_Requirement_
Which lines below hold the word "Средний"? Report each one.

>> BEGIN

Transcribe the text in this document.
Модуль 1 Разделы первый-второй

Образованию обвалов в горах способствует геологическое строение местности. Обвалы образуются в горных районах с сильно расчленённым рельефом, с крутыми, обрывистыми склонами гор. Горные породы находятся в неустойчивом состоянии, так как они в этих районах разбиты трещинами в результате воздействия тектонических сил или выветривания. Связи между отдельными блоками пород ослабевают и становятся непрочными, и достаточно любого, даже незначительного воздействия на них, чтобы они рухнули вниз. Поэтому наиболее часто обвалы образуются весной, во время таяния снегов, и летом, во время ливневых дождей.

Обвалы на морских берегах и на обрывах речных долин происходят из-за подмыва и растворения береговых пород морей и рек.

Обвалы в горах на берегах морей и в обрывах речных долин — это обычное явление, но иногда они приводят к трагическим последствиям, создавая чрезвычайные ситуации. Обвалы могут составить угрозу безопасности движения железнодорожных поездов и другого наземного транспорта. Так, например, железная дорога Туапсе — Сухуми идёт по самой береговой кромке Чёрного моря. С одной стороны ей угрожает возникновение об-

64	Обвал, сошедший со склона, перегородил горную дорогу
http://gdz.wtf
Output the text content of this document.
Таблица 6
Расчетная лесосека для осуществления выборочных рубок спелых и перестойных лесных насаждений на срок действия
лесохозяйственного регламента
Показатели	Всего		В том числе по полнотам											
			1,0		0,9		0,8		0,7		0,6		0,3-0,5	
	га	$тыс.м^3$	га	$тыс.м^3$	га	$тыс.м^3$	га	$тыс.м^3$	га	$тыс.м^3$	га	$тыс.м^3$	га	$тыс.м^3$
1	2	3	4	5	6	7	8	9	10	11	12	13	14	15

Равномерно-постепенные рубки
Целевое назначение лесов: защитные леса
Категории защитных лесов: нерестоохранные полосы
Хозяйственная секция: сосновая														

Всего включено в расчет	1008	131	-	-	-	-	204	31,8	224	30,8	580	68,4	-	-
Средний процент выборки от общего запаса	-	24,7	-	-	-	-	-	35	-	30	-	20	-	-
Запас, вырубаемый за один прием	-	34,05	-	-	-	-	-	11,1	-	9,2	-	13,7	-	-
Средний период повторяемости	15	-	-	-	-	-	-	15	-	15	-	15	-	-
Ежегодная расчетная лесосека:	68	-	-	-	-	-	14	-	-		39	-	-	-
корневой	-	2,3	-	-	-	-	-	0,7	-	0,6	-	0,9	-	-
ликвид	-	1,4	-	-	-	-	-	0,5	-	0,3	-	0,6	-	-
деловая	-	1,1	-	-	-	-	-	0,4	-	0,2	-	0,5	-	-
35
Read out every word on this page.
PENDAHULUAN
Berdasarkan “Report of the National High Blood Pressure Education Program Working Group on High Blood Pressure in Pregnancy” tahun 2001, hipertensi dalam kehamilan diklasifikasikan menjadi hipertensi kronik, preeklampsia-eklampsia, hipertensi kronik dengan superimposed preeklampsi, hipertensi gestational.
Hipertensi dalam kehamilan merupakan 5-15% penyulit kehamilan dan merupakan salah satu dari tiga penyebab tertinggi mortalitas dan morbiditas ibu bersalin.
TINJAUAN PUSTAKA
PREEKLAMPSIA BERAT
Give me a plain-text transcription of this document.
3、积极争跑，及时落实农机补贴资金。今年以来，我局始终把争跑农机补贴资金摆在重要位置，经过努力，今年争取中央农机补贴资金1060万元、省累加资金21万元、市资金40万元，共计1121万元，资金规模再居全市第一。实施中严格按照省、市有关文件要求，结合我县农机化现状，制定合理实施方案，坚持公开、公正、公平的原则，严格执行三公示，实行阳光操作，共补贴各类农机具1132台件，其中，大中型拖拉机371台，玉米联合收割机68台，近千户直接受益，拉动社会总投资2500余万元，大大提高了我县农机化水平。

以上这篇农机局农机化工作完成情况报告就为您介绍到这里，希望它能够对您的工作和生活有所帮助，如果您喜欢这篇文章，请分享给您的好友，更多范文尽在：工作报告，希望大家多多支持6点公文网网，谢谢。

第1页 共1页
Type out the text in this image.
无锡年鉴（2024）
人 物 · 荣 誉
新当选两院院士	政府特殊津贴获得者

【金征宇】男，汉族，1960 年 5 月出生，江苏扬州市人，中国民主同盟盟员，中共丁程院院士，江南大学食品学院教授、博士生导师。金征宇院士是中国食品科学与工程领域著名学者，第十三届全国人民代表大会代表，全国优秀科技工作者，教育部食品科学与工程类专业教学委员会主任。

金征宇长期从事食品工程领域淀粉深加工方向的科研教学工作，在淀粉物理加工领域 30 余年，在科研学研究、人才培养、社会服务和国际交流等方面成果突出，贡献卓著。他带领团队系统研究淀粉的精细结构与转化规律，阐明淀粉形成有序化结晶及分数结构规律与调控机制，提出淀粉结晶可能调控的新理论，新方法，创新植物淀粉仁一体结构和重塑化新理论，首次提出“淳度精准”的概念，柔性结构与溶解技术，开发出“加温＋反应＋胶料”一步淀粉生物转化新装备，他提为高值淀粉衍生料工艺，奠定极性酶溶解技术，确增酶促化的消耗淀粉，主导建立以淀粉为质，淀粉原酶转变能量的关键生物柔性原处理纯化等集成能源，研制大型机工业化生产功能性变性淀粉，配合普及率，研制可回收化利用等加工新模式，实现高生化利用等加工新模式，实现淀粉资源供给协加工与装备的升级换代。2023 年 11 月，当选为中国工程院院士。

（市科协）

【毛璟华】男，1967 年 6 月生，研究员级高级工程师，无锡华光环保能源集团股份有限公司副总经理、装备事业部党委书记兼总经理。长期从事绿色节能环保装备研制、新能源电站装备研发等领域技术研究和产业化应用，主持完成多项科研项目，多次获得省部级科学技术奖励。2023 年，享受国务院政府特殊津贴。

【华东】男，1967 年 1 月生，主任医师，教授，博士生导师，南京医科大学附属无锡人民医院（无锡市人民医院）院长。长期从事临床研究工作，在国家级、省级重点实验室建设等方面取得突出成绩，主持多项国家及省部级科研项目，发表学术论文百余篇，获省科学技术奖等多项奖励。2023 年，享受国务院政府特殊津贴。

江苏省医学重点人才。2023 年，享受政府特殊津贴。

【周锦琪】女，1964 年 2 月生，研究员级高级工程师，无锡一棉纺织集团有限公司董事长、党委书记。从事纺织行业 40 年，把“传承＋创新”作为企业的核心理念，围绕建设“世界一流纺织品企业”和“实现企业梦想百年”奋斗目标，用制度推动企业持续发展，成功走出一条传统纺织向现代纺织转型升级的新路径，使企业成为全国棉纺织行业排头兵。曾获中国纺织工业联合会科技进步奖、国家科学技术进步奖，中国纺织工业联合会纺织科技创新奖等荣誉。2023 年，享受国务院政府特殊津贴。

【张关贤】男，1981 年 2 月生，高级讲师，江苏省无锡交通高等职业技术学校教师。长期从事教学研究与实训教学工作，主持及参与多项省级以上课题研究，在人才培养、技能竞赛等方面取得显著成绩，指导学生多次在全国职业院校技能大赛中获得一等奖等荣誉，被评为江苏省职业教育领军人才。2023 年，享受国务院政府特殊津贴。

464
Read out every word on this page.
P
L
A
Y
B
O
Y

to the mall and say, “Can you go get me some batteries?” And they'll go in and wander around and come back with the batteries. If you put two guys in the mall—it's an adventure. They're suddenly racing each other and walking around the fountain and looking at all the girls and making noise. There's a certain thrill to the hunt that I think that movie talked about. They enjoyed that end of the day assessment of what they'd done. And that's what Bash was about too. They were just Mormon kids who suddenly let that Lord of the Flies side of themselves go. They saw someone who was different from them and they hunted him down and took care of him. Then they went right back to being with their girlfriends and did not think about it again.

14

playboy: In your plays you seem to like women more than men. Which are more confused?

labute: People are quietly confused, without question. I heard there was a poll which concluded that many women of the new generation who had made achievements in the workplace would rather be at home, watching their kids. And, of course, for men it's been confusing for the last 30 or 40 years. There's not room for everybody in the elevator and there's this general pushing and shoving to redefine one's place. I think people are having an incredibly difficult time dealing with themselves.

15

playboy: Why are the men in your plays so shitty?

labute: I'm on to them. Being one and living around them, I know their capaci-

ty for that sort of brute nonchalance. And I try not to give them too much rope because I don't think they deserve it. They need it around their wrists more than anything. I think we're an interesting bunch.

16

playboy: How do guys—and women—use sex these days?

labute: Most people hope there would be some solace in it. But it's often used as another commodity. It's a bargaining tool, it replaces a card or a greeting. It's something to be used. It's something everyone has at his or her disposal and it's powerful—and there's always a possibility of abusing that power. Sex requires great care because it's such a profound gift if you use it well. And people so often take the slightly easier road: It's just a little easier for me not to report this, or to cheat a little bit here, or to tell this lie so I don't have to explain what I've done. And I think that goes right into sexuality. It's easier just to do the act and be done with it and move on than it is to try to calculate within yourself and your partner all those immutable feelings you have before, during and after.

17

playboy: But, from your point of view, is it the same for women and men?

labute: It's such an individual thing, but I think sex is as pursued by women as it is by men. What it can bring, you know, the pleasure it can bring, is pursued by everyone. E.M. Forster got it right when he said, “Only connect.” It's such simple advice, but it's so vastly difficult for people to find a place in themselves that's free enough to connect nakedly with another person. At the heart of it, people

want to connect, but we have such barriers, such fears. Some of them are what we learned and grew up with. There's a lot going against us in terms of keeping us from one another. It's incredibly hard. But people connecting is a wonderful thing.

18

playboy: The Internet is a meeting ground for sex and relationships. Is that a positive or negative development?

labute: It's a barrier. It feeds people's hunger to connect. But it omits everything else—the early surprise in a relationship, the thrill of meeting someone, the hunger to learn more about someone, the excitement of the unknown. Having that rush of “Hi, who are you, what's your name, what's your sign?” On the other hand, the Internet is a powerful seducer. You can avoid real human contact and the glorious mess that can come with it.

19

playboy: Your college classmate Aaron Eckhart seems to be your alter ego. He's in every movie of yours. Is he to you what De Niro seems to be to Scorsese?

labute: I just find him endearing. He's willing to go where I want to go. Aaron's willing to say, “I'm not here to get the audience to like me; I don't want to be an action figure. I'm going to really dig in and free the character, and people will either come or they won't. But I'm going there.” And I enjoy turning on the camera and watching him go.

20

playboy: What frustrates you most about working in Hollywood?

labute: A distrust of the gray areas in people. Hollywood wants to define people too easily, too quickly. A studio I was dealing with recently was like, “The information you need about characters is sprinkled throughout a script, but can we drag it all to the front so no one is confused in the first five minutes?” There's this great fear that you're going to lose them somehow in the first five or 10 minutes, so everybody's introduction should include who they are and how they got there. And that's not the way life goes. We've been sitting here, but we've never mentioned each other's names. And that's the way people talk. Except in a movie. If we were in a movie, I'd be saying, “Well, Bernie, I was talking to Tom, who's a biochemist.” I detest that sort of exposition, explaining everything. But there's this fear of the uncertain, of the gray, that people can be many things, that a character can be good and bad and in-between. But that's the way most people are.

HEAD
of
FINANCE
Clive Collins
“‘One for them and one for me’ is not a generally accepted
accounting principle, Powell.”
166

>> END

_Result below_
Средний процент выборки от общего запаса	-	24,7	-	-	-	-	-	35	-	30	-	20	-	-
Средний период повторяемости	15	-	-	-	-	-	-	15	-	15	-	15	-	-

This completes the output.